PROBLEM: Each entry here needs to be set down again exactly, please; pictures are left out.

DATASET CONTENT:
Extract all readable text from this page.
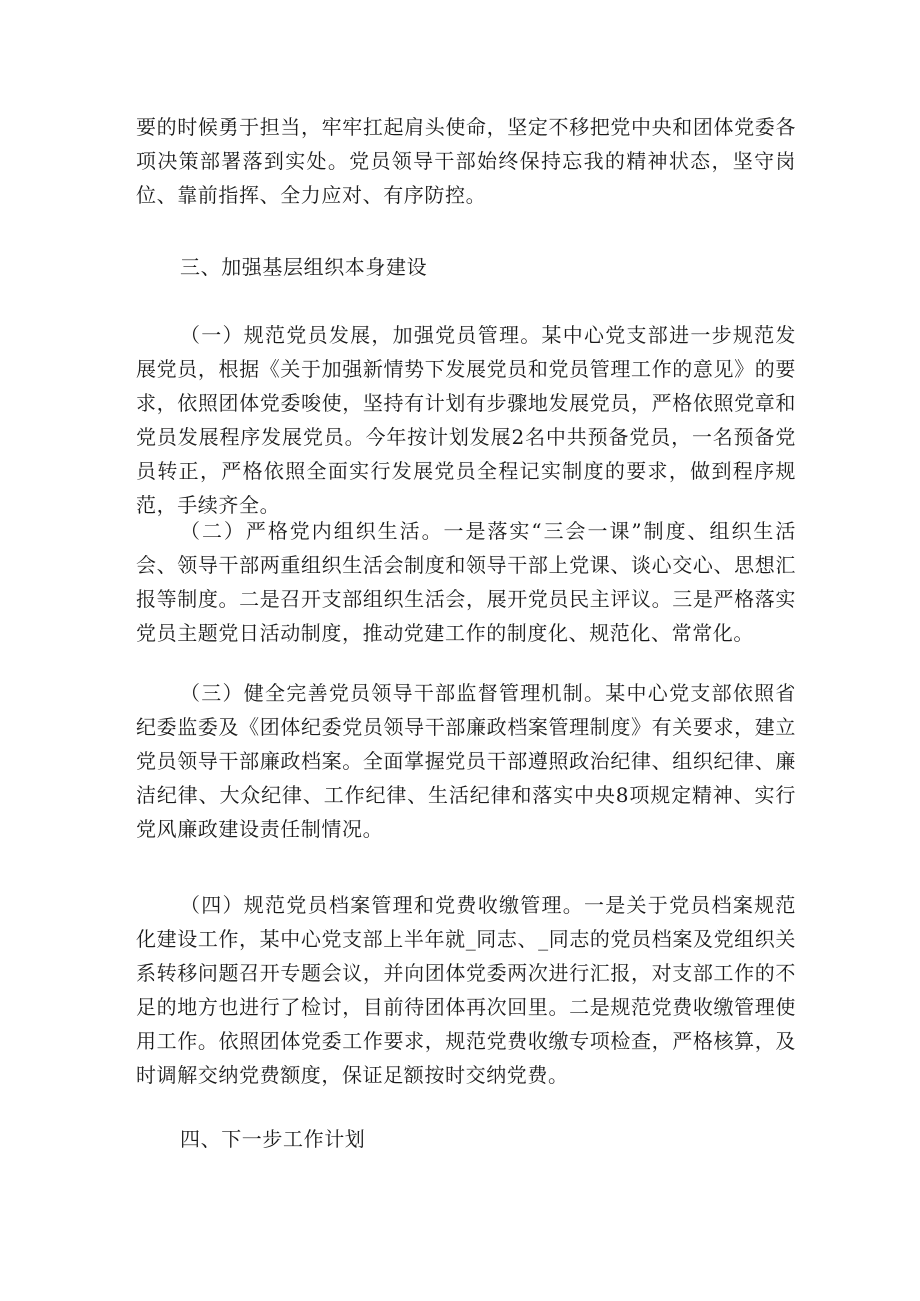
要的时候勇于担当，牢牢扛起肩头使命，坚定不移把党中央和团体党委各项决策部署落到实处。党员领导干部始终保持忘我的精神状态，坚守岗位、靠前指挥、全力应对、有序防控。

三、加强基层组织本身建设

（一）规范党员发展，加强党员管理。某中心党支部进一步规范发展党员，根据《关于加强新情势下发展党员和党员管理工作的意见》的要求，依照团体党委唆使，坚持有计划有步骤地发展党员，严格依照党章和党员发展程序发展党员。今年按计划发展2名中共预备党员，一名预备党员转正，严格依照全面实行发展党员全程记实制度的要求，做到程序规范，手续齐全。

（二）严格党内组织生活。一是落实“三会一课”制度、组织生活会、领导干部两重组织生活会制度和领导干部上党课、谈心交心、思想汇报等制度。二是召开支部组织生活会，展开党员民主评议。三是严格落实党员主题党日活动制度，推动党建工作的制度化、规范化、常常化。

（三）健全完善党员领导干部监督管理机制。某中心党支部依照省纪委监委及《团体纪委党员领导干部廉政档案管理制度》有关要求，建立党员领导干部廉政档案。全面掌握党员干部遵照政治纪律、组织纪律、廉洁纪律、大众纪律、工作纪律、生活纪律和落实中央8项规定精神、实行党风廉政建设责任制情况。

（四）规范党员档案管理和党费收缴管理。一是关于党员档案规范化建设工作，某中心党支部上半年就_同志、_同志的党员档案及党组织关系转移问题召开专题会议，并向团体党委两次进行汇报，对支部工作的不足的地方也进行了检讨，目前待团体再次回里。二是规范党费收缴管理使用工作。依照团体党委工作要求，规范党费收缴专项检查，严格核算，及时调解交纳党费额度，保证足额按时交纳党费。

四、下一步工作计划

EXERCISE SOLUTION:
Extract all readable text from this page.
要的时候勇于担当，牢牢扛起肩头使命，坚定不移把党中央和团体党委各项决策部署落到实处。党员领导干部始终保持忘我的精神状态，坚守岗位、靠前指挥、全力应对、有序防控。

三、加强基层组织本身建设

（一）规范党员发展，加强党员管理。某中心党支部进一步规范发展党员，根据《关于加强新情势下发展党员和党员管理工作的意见》的要求，依照团体党委唆使，坚持有计划有步骤地发展党员，严格依照党章和党员发展程序发展党员。今年按计划发展2名中共预备党员，一名预备党员转正，严格依照全面实行发展党员全程记实制度的要求，做到程序规范，手续齐全。

（二）严格党内组织生活。一是落实“三会一课”制度、组织生活会、领导干部两重组织生活会制度和领导干部上党课、谈心交心、思想汇报等制度。二是召开支部组织生活会，展开党员民主评议。三是严格落实党员主题党日活动制度，推动党建工作的制度化、规范化、常常化。

（三）健全完善党员领导干部监督管理机制。某中心党支部依照省纪委监委及《团体纪委党员领导干部廉政档案管理制度》有关要求，建立党员领导干部廉政档案。全面掌握党员干部遵照政治纪律、组织纪律、廉洁纪律、大众纪律、工作纪律、生活纪律和落实中央8项规定精神、实行党风廉政建设责任制情况。

（四）规范党员档案管理和党费收缴管理。一是关于党员档案规范化建设工作，某中心党支部上半年就_同志、_同志的党员档案及党组织关系转移问题召开专题会议，并向团体党委两次进行汇报，对支部工作的不足的地方也进行了检讨，目前待团体再次回里。二是规范党费收缴管理使用工作。依照团体党委工作要求，规范党费收缴专项检查，严格核算，及时调解交纳党费额度，保证足额按时交纳党费。

四、下一步工作计划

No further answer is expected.